Section du texte:
Le Mans

24H du Mans 2023 – Le rêve éveillé de Jessica Hook, « directrice de cabinet » de la Nascar Garage 56

24 Heures du Mans
3 avr. 2023 • 11:15
par
Traduit de Nascar.com
Chad Knaus aime à l'appeler sa "directrice de cabinet". Focus sur cette fan de Nascar depuis toujours devenue l'un des éléments-clés du projet Garage 56 mené par Hendrick Motorsports.
© NASCAR.com

Jessica Hook ne va pas tarder à aller se coucher. Mais pas avant d'avoir avalé une pizza. Le premier test d'endurance de la Chevrolet Camaro ZL1 du Garage 56 sur le circuit Sebring touche à sa fin. L'équipe Hendrick Motorsports a coché une case importante de sa to-do-list, en roulant 24 heures d'affilée. La séance s'est déroulée sans accroc, à tel point que l'équipe a choisi d'étendre le roulage de quatre heures supplémentaires. Jessica n'a pas fermé l'oeil, surveillant la consommation de carburant, enregistrant les chronos ou encore le temps passé par les pilotes au volant... La voiture et l'équipe ont été poussées à leurs limites. Si elle assure être dans un état second, elle est également habitée par le soulagement et la sentiment du devoir accompli.

Section des données:
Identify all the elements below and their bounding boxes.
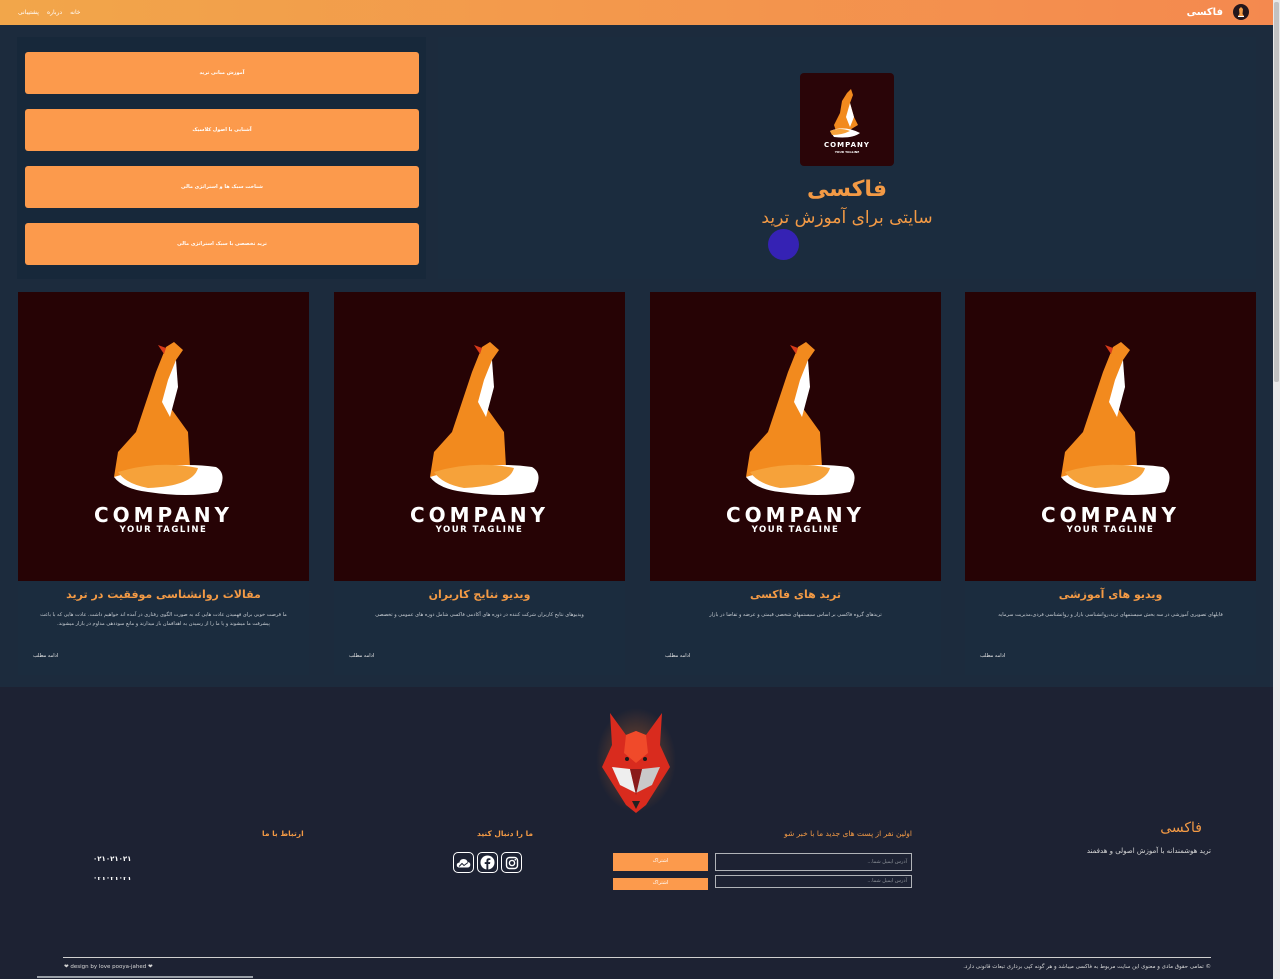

Liste des tâches:
a - Extrayez de l'article sur Jessica Hook le passage allant de « 24H du Mans » à « par Hendrick Motorsports. ».
b - Répondez brièvement aux questions suivantes d'après l'article sur Jessica Hook :
(i) Comment Chad Knaus aime-t-il appeler Jessica Hook ?
(ii) Sur quel circuit s'est déroulé le premier test d'endurance de la Chevrolet Camaro ZL1 du Garage 56 ?
(iii) De combien d'heures l'équipe a-t-elle choisi d'étendre le roulage ?

Liste des solutions:
a -
24H du Mans 2023 – Le rêve éveillé de Jessica Hook, « directrice de cabinet » de la Nascar Garage 56

24 Heures du Mans
3 avr. 2023 • 11:15
par
Traduit de Nascar.com
Chad Knaus aime à l'appeler sa "directrice de cabinet". Focus sur cette fan de Nascar depuis toujours devenue l'un des éléments-clés du projet Garage 56 mené par Hendrick Motorsports.

b -
(i) Sa « directrice de cabinet ».
(ii) Le circuit Sebring.
(iii) De quatre heures.